*DIRECTIONS FOR THIS TASK*: Gather every line holding the string "Kontaktzuweisung".

──────── RECORDS ────────

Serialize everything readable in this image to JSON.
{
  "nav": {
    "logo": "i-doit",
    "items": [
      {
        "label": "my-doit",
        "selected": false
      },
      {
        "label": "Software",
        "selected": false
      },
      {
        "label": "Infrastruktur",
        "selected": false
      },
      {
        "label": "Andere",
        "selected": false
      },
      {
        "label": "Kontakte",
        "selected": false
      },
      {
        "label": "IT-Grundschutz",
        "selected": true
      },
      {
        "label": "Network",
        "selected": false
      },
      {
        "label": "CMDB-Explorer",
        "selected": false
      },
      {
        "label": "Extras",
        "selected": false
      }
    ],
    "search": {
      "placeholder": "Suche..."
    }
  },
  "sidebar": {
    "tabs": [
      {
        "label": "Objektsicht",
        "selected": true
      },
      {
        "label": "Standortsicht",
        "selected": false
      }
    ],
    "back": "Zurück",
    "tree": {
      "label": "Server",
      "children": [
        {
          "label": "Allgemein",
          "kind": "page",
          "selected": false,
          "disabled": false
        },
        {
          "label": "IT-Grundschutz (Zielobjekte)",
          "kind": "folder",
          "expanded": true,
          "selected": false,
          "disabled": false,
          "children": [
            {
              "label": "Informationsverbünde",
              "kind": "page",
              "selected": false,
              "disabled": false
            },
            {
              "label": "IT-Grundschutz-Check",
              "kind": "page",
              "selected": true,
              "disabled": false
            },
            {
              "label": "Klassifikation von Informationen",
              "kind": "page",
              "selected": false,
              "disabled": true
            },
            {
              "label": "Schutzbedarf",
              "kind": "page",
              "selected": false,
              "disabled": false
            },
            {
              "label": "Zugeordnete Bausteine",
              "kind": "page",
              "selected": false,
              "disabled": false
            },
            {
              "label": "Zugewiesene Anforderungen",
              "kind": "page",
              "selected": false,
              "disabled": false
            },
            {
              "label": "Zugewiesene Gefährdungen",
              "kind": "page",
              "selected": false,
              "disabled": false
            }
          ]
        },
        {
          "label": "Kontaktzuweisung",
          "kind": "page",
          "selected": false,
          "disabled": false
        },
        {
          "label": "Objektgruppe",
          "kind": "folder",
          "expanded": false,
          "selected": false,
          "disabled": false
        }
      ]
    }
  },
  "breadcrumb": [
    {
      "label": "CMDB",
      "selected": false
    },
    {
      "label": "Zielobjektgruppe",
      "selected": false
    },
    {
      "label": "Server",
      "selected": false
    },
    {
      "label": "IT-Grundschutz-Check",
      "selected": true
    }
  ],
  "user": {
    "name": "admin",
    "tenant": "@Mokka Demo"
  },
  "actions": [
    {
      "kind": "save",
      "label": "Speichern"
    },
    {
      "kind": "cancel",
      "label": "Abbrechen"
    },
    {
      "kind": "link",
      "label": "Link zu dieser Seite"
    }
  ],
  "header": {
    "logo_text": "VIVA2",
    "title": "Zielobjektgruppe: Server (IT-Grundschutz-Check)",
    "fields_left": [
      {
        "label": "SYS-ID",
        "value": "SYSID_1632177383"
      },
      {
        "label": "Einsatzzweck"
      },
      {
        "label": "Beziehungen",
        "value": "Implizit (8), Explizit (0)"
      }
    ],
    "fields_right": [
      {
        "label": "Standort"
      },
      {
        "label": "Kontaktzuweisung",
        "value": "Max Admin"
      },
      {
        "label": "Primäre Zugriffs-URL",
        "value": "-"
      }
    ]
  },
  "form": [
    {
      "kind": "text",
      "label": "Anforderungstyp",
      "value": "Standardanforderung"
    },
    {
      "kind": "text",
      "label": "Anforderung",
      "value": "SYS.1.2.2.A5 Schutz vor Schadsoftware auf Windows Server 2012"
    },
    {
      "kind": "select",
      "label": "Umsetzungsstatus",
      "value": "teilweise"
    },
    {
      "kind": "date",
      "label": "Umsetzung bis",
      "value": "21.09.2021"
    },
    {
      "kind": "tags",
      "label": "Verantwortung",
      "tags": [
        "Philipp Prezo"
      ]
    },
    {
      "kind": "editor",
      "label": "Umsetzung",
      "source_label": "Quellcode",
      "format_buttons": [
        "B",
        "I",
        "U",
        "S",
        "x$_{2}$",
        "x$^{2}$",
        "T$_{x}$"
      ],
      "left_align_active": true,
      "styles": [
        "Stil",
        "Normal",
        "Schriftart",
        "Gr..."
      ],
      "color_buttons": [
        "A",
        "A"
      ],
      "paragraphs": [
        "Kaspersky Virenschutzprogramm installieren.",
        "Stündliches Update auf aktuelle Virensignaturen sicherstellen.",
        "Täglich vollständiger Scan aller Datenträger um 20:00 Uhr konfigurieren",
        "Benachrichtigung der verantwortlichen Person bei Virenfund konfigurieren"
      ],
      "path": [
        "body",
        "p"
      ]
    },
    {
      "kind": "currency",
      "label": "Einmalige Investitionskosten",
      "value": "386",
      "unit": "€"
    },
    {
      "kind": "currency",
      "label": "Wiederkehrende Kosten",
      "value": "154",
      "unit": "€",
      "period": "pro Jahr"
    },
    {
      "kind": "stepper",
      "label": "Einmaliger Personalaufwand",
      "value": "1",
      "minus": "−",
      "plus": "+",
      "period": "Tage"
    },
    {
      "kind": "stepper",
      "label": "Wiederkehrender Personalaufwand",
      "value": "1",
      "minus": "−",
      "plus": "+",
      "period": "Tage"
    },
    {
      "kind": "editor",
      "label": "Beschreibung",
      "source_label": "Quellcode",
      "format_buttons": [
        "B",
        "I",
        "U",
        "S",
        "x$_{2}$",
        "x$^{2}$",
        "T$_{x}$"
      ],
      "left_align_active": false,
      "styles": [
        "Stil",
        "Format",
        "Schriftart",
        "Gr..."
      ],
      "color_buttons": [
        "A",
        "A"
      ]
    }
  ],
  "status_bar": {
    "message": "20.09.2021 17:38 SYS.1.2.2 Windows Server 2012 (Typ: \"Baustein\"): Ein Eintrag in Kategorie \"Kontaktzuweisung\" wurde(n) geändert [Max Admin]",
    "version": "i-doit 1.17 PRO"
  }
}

────────

*RESULT OF THE TASK*:
          "label": "Kontaktzuweisung",
        "label": "Kontaktzuweisung",
    "message": "20.09.2021 17:38 SYS.1.2.2 Windows Server 2012 (Typ: \"Baustein\"): Ein Eintrag in Kategorie \"Kontaktzuweisung\" wurde(n) geändert [Max Admin]",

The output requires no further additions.